GOAL OF THE EXERCISE:
Copy all of the material word for word, except for the pictures.

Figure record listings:
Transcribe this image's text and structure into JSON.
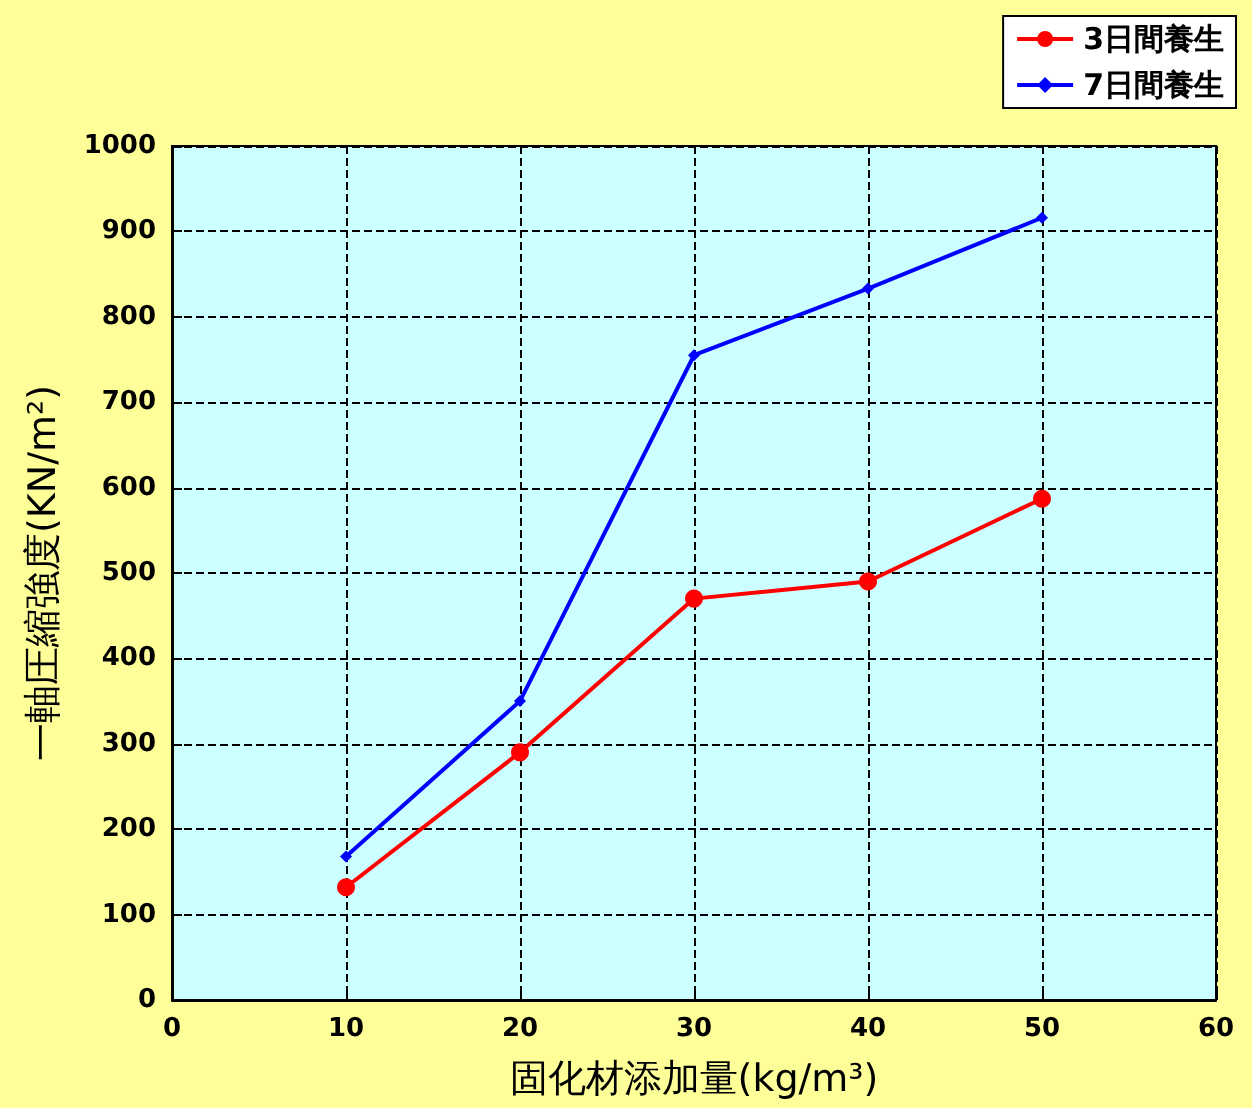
{
  "chart_data": {
    "type": "line",
    "x": [
      10,
      20,
      30,
      40,
      50
    ],
    "series": [
      {
        "name": "3日間養生",
        "color": "#ff0000",
        "marker": "circle",
        "values": [
          132,
          290,
          470,
          490,
          587
        ]
      },
      {
        "name": "7日間養生",
        "color": "#0000ff",
        "marker": "diamond",
        "values": [
          168,
          350,
          755,
          833,
          916
        ]
      }
    ],
    "xlabel": "固化材添加量(kg/m³)",
    "ylabel": "一軸圧縮強度(KN/m²)",
    "xlim": [
      0,
      60
    ],
    "xticks": [
      0,
      10,
      20,
      30,
      40,
      50,
      60
    ],
    "ylim": [
      0,
      1000
    ],
    "yticks": [
      0,
      100,
      200,
      300,
      400,
      500,
      600,
      700,
      800,
      900,
      1000
    ],
    "grid": true,
    "legend": "top right"
  }
}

RESULT OF THIS TASK:
Transcribe this image's text and structure into JSON.
{
  "chart_data": {
    "type": "line",
    "x": [
      10,
      20,
      30,
      40,
      50
    ],
    "series": [
      {
        "name": "3日間養生",
        "color": "#ff0000",
        "marker": "circle",
        "values": [
          132,
          290,
          470,
          490,
          587
        ]
      },
      {
        "name": "7日間養生",
        "color": "#0000ff",
        "marker": "diamond",
        "values": [
          168,
          350,
          755,
          833,
          916
        ]
      }
    ],
    "xlabel": "固化材添加量(kg/m³)",
    "ylabel": "一軸圧縮強度(KN/m²)",
    "xlim": [
      0,
      60
    ],
    "xticks": [
      0,
      10,
      20,
      30,
      40,
      50,
      60
    ],
    "ylim": [
      0,
      1000
    ],
    "yticks": [
      0,
      100,
      200,
      300,
      400,
      500,
      600,
      700,
      800,
      900,
      1000
    ],
    "grid": true,
    "legend": "top right"
  }
}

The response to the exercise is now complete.